What is needed> Check each line of the material below for "VERIFICACION", then copy the ones that contain it.

Data excerpts>

'''

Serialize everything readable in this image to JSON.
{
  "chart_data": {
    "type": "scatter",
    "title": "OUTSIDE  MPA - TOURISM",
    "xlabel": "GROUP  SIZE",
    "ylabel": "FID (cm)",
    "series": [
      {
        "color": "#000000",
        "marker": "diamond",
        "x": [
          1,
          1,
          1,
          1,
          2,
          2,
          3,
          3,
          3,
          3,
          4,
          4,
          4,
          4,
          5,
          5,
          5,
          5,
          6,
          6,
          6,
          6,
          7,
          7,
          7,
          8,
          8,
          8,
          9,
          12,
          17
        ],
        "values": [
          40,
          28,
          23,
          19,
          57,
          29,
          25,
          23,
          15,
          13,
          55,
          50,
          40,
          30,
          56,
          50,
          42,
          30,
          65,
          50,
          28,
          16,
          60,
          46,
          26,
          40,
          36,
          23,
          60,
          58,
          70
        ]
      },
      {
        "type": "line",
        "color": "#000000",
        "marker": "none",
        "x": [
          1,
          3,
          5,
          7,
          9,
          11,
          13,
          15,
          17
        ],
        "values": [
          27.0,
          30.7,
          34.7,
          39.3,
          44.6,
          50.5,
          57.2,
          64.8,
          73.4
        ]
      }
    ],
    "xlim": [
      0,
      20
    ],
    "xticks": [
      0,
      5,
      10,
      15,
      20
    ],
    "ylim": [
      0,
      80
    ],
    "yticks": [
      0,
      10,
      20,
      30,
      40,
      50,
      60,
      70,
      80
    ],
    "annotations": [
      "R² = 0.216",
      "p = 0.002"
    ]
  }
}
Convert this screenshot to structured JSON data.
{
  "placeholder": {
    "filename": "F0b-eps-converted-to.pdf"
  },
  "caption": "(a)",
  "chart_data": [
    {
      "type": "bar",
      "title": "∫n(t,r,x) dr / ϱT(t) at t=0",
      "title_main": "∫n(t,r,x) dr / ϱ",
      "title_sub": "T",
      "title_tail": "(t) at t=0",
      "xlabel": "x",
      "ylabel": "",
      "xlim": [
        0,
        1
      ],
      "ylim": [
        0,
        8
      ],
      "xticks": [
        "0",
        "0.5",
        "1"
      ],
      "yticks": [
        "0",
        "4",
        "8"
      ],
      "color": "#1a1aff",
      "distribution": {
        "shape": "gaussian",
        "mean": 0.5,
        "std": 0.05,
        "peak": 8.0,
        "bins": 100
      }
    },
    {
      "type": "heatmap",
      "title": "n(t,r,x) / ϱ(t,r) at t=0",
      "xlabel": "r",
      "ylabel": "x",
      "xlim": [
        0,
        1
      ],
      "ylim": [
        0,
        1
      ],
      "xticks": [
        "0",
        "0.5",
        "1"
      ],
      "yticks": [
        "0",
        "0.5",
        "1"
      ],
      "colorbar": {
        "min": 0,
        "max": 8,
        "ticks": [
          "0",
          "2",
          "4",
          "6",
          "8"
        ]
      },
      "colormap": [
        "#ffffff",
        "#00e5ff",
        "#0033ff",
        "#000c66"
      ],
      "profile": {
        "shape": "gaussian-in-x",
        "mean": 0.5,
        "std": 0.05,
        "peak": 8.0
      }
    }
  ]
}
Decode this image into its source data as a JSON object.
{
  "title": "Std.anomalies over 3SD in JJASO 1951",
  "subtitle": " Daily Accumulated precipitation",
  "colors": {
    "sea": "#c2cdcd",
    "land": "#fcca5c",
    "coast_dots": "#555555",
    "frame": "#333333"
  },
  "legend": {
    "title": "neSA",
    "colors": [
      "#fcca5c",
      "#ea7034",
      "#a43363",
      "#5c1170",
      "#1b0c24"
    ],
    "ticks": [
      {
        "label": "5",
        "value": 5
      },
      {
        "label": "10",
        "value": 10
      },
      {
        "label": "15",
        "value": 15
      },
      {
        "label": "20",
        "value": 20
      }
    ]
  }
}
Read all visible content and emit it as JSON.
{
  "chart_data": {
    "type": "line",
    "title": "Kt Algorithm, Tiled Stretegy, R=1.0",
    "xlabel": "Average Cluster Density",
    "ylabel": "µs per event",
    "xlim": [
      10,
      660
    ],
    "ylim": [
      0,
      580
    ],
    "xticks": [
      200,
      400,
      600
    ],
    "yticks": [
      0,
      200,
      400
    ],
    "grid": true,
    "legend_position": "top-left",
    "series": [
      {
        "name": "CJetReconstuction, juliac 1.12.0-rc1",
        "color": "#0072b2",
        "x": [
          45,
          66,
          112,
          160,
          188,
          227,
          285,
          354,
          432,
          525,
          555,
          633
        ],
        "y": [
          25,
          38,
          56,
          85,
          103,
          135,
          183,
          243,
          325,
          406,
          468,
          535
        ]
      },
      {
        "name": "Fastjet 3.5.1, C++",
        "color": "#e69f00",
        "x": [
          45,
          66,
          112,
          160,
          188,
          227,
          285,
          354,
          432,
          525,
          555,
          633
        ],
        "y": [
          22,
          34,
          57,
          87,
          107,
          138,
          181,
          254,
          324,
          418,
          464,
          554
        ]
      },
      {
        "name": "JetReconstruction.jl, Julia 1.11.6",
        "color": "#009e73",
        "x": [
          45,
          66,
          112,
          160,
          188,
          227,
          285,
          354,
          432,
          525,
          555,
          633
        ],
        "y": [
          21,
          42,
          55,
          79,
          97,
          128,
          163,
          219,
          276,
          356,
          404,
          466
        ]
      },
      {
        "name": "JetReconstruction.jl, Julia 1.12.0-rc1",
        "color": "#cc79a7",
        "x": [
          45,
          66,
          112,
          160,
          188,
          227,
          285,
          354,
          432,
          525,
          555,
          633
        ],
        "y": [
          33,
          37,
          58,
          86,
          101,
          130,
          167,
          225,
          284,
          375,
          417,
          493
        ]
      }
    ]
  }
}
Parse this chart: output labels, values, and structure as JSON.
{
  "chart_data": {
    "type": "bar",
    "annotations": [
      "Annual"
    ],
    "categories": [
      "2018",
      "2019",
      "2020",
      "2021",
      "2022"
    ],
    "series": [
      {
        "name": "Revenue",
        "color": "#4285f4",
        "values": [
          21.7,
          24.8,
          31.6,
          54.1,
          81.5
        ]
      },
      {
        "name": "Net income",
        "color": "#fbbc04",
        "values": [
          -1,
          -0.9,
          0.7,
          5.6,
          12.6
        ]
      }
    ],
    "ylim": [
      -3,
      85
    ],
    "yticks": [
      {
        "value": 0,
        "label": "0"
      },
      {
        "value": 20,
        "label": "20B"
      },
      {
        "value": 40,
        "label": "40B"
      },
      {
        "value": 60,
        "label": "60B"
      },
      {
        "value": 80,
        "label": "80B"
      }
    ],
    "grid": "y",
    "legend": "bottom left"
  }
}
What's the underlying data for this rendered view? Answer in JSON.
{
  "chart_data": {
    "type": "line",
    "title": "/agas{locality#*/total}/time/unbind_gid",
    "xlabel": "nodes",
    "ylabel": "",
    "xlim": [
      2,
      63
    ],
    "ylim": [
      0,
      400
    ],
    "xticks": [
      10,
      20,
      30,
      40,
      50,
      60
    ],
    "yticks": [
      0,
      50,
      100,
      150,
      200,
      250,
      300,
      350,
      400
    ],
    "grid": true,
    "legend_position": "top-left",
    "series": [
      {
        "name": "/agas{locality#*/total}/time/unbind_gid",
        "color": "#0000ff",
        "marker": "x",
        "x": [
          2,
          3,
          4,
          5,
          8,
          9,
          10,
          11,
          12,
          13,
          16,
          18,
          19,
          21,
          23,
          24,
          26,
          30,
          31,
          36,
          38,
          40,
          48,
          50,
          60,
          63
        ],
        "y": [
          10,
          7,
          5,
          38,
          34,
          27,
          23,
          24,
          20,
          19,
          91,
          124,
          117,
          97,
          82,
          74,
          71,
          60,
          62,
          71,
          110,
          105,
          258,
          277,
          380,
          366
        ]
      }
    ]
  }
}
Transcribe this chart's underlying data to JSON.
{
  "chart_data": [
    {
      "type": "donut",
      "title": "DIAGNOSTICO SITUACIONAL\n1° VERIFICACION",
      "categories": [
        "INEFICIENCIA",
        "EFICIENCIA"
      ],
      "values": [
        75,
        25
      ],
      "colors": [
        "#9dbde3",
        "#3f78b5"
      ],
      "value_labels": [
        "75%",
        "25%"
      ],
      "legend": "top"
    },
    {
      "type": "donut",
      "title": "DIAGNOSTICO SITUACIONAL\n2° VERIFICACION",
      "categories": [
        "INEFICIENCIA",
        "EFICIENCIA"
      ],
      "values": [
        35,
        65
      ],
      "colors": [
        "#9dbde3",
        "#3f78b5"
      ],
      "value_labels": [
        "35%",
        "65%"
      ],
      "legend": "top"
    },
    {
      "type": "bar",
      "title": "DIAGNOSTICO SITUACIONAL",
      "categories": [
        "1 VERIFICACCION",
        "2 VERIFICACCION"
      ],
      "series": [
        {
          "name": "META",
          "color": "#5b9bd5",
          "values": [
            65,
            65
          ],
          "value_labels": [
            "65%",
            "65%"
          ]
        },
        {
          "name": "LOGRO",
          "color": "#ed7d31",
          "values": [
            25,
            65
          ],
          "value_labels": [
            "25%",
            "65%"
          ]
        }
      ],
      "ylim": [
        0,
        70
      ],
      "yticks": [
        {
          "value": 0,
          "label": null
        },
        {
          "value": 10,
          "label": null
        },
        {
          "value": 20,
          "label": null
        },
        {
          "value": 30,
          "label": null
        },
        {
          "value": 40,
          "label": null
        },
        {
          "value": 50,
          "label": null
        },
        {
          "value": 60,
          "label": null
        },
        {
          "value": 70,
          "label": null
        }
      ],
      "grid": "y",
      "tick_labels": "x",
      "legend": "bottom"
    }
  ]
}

'''

Correct answer>
      "title": "DIAGNOSTICO SITUACIONAL\n1° VERIFICACION",
      "title": "DIAGNOSTICO SITUACIONAL\n2° VERIFICACION",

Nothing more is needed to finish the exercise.